| DIRECTIONS FOR THIS TASK |
Reproduce the data in its entirety, exactly as supplied.
§ §
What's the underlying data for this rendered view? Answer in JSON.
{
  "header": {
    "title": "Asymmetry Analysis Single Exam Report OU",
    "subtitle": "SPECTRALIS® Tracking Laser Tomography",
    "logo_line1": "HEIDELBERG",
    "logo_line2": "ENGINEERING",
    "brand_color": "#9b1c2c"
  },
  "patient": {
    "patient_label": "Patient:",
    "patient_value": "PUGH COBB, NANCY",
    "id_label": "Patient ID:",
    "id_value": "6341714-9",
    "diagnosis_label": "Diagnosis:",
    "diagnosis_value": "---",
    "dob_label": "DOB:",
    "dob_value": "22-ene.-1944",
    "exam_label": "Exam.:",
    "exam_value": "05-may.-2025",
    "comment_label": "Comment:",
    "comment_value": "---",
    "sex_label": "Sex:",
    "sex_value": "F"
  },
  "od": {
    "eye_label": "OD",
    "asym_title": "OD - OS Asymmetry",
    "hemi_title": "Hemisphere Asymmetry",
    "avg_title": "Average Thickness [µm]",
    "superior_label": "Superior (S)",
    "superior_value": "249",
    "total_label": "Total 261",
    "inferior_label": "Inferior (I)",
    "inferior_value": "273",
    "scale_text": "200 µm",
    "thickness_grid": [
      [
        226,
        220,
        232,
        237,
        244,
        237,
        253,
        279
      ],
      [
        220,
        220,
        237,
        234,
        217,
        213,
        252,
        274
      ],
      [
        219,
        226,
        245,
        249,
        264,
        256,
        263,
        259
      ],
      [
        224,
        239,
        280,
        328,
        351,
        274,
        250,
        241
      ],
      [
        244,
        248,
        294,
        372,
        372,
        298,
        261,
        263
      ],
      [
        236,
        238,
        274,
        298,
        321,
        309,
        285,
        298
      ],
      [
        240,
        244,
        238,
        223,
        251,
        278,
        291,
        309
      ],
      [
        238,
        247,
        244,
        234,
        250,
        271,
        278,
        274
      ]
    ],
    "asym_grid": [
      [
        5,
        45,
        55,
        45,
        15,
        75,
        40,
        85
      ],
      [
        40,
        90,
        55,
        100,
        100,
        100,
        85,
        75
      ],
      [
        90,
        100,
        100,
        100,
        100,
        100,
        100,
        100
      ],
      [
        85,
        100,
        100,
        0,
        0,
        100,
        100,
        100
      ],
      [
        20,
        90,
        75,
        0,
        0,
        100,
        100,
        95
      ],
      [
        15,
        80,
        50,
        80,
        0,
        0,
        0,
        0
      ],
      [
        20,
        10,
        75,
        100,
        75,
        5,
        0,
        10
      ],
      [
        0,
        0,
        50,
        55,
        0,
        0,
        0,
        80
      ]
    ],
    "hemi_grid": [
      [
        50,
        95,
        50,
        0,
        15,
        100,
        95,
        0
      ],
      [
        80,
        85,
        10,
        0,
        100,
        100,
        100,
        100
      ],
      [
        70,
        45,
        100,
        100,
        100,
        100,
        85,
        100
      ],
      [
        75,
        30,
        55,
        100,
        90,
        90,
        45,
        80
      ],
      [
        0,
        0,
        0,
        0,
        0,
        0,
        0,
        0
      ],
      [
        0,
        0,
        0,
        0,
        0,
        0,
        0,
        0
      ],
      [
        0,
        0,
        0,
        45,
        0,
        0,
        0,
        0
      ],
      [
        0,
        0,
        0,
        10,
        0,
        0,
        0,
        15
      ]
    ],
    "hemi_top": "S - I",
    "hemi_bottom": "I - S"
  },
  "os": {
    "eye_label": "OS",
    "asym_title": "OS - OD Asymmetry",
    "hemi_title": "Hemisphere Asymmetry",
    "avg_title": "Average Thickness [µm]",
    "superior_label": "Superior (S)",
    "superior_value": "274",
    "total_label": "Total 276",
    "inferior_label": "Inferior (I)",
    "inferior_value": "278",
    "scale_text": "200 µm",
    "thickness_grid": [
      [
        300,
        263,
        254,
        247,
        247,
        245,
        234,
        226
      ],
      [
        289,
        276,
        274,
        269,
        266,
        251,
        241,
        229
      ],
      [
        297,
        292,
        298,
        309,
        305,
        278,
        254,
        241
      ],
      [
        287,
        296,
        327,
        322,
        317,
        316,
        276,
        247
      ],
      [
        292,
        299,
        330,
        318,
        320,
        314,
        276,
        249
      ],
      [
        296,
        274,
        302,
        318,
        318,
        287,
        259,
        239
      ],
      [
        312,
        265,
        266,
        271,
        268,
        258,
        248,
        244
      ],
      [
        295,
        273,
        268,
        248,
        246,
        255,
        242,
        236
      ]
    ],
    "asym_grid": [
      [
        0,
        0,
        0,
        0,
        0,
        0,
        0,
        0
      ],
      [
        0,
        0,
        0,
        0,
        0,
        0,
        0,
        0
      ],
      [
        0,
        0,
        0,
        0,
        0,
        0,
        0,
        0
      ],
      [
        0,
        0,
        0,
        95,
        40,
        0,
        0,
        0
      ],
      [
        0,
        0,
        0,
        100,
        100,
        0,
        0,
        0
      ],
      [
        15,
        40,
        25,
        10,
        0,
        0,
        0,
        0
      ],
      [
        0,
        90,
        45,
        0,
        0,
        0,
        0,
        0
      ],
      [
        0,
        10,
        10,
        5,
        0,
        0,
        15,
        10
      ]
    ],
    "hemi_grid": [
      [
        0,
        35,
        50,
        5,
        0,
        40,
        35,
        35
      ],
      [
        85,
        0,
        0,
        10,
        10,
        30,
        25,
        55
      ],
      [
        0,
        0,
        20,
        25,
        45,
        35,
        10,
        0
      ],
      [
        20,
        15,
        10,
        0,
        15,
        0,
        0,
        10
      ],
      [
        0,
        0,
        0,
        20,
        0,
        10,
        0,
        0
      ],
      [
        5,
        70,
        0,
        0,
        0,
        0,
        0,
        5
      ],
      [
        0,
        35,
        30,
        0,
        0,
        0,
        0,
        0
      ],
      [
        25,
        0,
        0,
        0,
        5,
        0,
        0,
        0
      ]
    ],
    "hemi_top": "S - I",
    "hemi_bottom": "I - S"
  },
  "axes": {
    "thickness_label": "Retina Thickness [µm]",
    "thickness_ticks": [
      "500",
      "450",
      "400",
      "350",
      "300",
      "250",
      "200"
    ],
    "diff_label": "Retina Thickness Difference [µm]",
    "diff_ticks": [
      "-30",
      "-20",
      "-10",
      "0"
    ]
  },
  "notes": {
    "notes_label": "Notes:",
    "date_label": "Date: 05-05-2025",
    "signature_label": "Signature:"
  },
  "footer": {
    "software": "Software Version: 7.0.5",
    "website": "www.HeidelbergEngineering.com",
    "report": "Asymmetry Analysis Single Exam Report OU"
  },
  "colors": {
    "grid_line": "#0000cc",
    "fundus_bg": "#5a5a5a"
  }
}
§ §
| SOLUTION |
What's the underlying data for this rendered view? Answer in JSON.
{
  "header": {
    "title": "Asymmetry Analysis Single Exam Report OU",
    "subtitle": "SPECTRALIS® Tracking Laser Tomography",
    "logo_line1": "HEIDELBERG",
    "logo_line2": "ENGINEERING",
    "brand_color": "#9b1c2c"
  },
  "patient": {
    "patient_label": "Patient:",
    "patient_value": "PUGH COBB, NANCY",
    "id_label": "Patient ID:",
    "id_value": "6341714-9",
    "diagnosis_label": "Diagnosis:",
    "diagnosis_value": "---",
    "dob_label": "DOB:",
    "dob_value": "22-ene.-1944",
    "exam_label": "Exam.:",
    "exam_value": "05-may.-2025",
    "comment_label": "Comment:",
    "comment_value": "---",
    "sex_label": "Sex:",
    "sex_value": "F"
  },
  "od": {
    "eye_label": "OD",
    "asym_title": "OD - OS Asymmetry",
    "hemi_title": "Hemisphere Asymmetry",
    "avg_title": "Average Thickness [µm]",
    "superior_label": "Superior (S)",
    "superior_value": "249",
    "total_label": "Total 261",
    "inferior_label": "Inferior (I)",
    "inferior_value": "273",
    "scale_text": "200 µm",
    "thickness_grid": [
      [
        226,
        220,
        232,
        237,
        244,
        237,
        253,
        279
      ],
      [
        220,
        220,
        237,
        234,
        217,
        213,
        252,
        274
      ],
      [
        219,
        226,
        245,
        249,
        264,
        256,
        263,
        259
      ],
      [
        224,
        239,
        280,
        328,
        351,
        274,
        250,
        241
      ],
      [
        244,
        248,
        294,
        372,
        372,
        298,
        261,
        263
      ],
      [
        236,
        238,
        274,
        298,
        321,
        309,
        285,
        298
      ],
      [
        240,
        244,
        238,
        223,
        251,
        278,
        291,
        309
      ],
      [
        238,
        247,
        244,
        234,
        250,
        271,
        278,
        274
      ]
    ],
    "asym_grid": [
      [
        5,
        45,
        55,
        45,
        15,
        75,
        40,
        85
      ],
      [
        40,
        90,
        55,
        100,
        100,
        100,
        85,
        75
      ],
      [
        90,
        100,
        100,
        100,
        100,
        100,
        100,
        100
      ],
      [
        85,
        100,
        100,
        0,
        0,
        100,
        100,
        100
      ],
      [
        20,
        90,
        75,
        0,
        0,
        100,
        100,
        95
      ],
      [
        15,
        80,
        50,
        80,
        0,
        0,
        0,
        0
      ],
      [
        20,
        10,
        75,
        100,
        75,
        5,
        0,
        10
      ],
      [
        0,
        0,
        50,
        55,
        0,
        0,
        0,
        80
      ]
    ],
    "hemi_grid": [
      [
        50,
        95,
        50,
        0,
        15,
        100,
        95,
        0
      ],
      [
        80,
        85,
        10,
        0,
        100,
        100,
        100,
        100
      ],
      [
        70,
        45,
        100,
        100,
        100,
        100,
        85,
        100
      ],
      [
        75,
        30,
        55,
        100,
        90,
        90,
        45,
        80
      ],
      [
        0,
        0,
        0,
        0,
        0,
        0,
        0,
        0
      ],
      [
        0,
        0,
        0,
        0,
        0,
        0,
        0,
        0
      ],
      [
        0,
        0,
        0,
        45,
        0,
        0,
        0,
        0
      ],
      [
        0,
        0,
        0,
        10,
        0,
        0,
        0,
        15
      ]
    ],
    "hemi_top": "S - I",
    "hemi_bottom": "I - S"
  },
  "os": {
    "eye_label": "OS",
    "asym_title": "OS - OD Asymmetry",
    "hemi_title": "Hemisphere Asymmetry",
    "avg_title": "Average Thickness [µm]",
    "superior_label": "Superior (S)",
    "superior_value": "274",
    "total_label": "Total 276",
    "inferior_label": "Inferior (I)",
    "inferior_value": "278",
    "scale_text": "200 µm",
    "thickness_grid": [
      [
        300,
        263,
        254,
        247,
        247,
        245,
        234,
        226
      ],
      [
        289,
        276,
        274,
        269,
        266,
        251,
        241,
        229
      ],
      [
        297,
        292,
        298,
        309,
        305,
        278,
        254,
        241
      ],
      [
        287,
        296,
        327,
        322,
        317,
        316,
        276,
        247
      ],
      [
        292,
        299,
        330,
        318,
        320,
        314,
        276,
        249
      ],
      [
        296,
        274,
        302,
        318,
        318,
        287,
        259,
        239
      ],
      [
        312,
        265,
        266,
        271,
        268,
        258,
        248,
        244
      ],
      [
        295,
        273,
        268,
        248,
        246,
        255,
        242,
        236
      ]
    ],
    "asym_grid": [
      [
        0,
        0,
        0,
        0,
        0,
        0,
        0,
        0
      ],
      [
        0,
        0,
        0,
        0,
        0,
        0,
        0,
        0
      ],
      [
        0,
        0,
        0,
        0,
        0,
        0,
        0,
        0
      ],
      [
        0,
        0,
        0,
        95,
        40,
        0,
        0,
        0
      ],
      [
        0,
        0,
        0,
        100,
        100,
        0,
        0,
        0
      ],
      [
        15,
        40,
        25,
        10,
        0,
        0,
        0,
        0
      ],
      [
        0,
        90,
        45,
        0,
        0,
        0,
        0,
        0
      ],
      [
        0,
        10,
        10,
        5,
        0,
        0,
        15,
        10
      ]
    ],
    "hemi_grid": [
      [
        0,
        35,
        50,
        5,
        0,
        40,
        35,
        35
      ],
      [
        85,
        0,
        0,
        10,
        10,
        30,
        25,
        55
      ],
      [
        0,
        0,
        20,
        25,
        45,
        35,
        10,
        0
      ],
      [
        20,
        15,
        10,
        0,
        15,
        0,
        0,
        10
      ],
      [
        0,
        0,
        0,
        20,
        0,
        10,
        0,
        0
      ],
      [
        5,
        70,
        0,
        0,
        0,
        0,
        0,
        5
      ],
      [
        0,
        35,
        30,
        0,
        0,
        0,
        0,
        0
      ],
      [
        25,
        0,
        0,
        0,
        5,
        0,
        0,
        0
      ]
    ],
    "hemi_top": "S - I",
    "hemi_bottom": "I - S"
  },
  "axes": {
    "thickness_label": "Retina Thickness [µm]",
    "thickness_ticks": [
      "500",
      "450",
      "400",
      "350",
      "300",
      "250",
      "200"
    ],
    "diff_label": "Retina Thickness Difference [µm]",
    "diff_ticks": [
      "-30",
      "-20",
      "-10",
      "0"
    ]
  },
  "notes": {
    "notes_label": "Notes:",
    "date_label": "Date: 05-05-2025",
    "signature_label": "Signature:"
  },
  "footer": {
    "software": "Software Version: 7.0.5",
    "website": "www.HeidelbergEngineering.com",
    "report": "Asymmetry Analysis Single Exam Report OU"
  },
  "colors": {
    "grid_line": "#0000cc",
    "fundus_bg": "#5a5a5a"
  }
}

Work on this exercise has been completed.